> _MATERIAL SHOWN_:
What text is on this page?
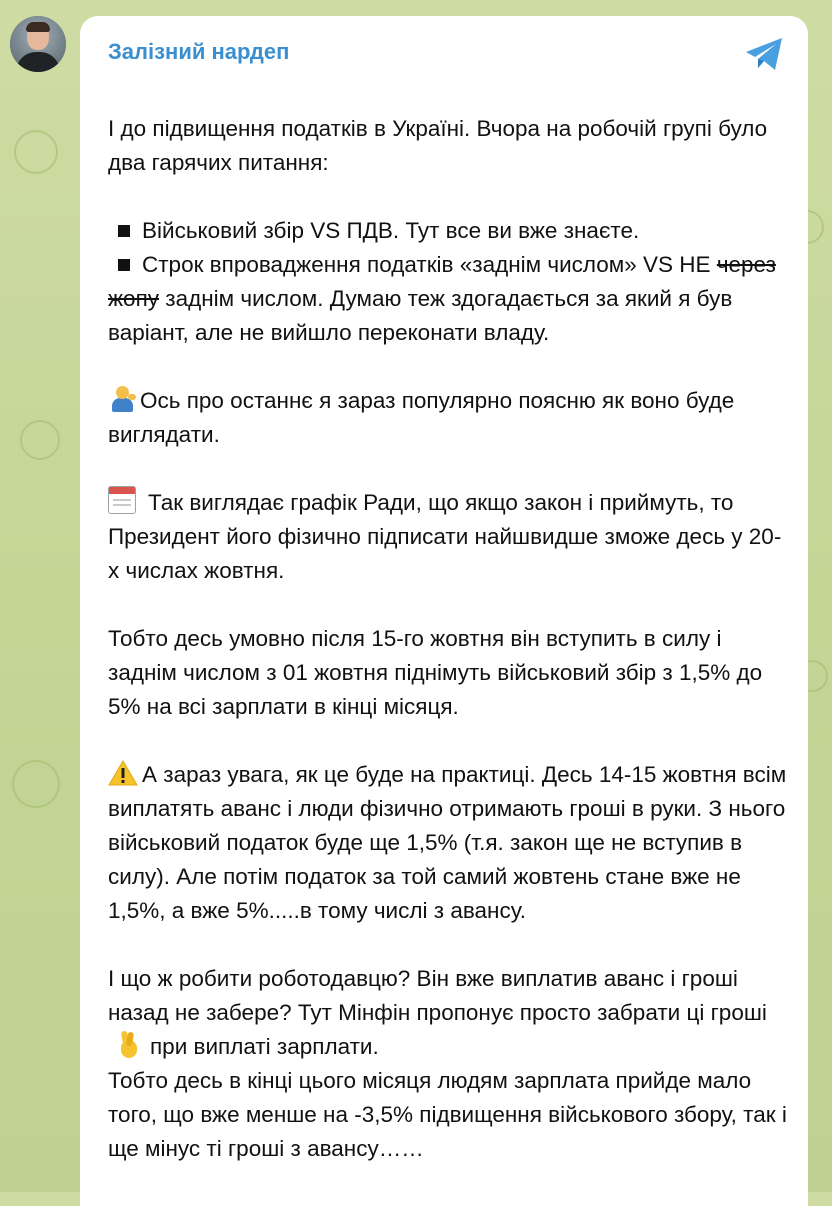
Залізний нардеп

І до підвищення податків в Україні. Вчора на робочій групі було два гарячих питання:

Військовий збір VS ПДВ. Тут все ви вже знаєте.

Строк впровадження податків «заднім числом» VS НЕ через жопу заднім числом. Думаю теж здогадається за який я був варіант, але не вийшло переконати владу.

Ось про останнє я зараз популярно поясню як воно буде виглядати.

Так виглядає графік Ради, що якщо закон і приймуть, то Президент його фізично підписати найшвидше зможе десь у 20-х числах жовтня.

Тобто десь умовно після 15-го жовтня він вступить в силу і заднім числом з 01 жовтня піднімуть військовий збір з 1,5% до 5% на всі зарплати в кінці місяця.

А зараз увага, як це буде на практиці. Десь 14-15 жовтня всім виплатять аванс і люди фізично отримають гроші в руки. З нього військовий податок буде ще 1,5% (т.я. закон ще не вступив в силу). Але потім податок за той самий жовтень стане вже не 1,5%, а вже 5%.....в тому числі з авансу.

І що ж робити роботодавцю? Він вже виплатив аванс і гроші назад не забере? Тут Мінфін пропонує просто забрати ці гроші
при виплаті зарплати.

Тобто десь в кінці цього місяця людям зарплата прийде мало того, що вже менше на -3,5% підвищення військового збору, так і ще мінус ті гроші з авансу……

> _STATED GOAL_: Lines in the records that hold the word "зарплати" are to be counted; give only the total.

> _PROBLEM SOLUTION_: 2